— start LISTED RECORDS —
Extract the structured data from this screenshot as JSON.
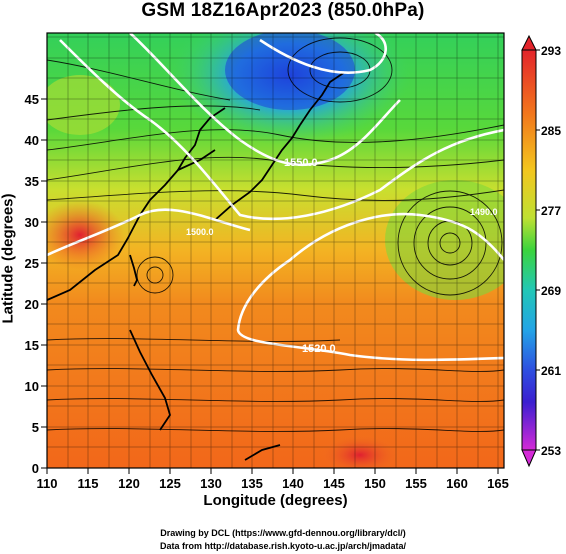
{
  "title": "GSM 18Z16Apr2023 (850.0hPa)",
  "xaxis": {
    "label": "Longitude (degrees)",
    "ticks": [
      "110",
      "115",
      "120",
      "125",
      "130",
      "135",
      "140",
      "145",
      "150",
      "155",
      "160",
      "165"
    ]
  },
  "yaxis": {
    "label": "Latitude  (degrees)",
    "ticks": [
      "0",
      "5",
      "10",
      "15",
      "20",
      "25",
      "30",
      "35",
      "40",
      "45"
    ]
  },
  "colorbar": {
    "ticks": [
      "253",
      "261",
      "269",
      "277",
      "285",
      "293"
    ]
  },
  "contour_labels": [
    "1520.0",
    "1550.0",
    "1500.0",
    "1490.0"
  ],
  "footer": {
    "line1": "Drawing by DCL (https://www.gfd-dennou.org/library/dcl/)",
    "line2": "Data from http://database.rish.kyoto-u.ac.jp/arch/jmadata/"
  }
}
— end LISTED RECORDS —
● AIM
Pull every line containing the word "degrees" out of the entries above.

● TASK RESULT
    "label": "Longitude (degrees)",
    "label": "Latitude  (degrees)",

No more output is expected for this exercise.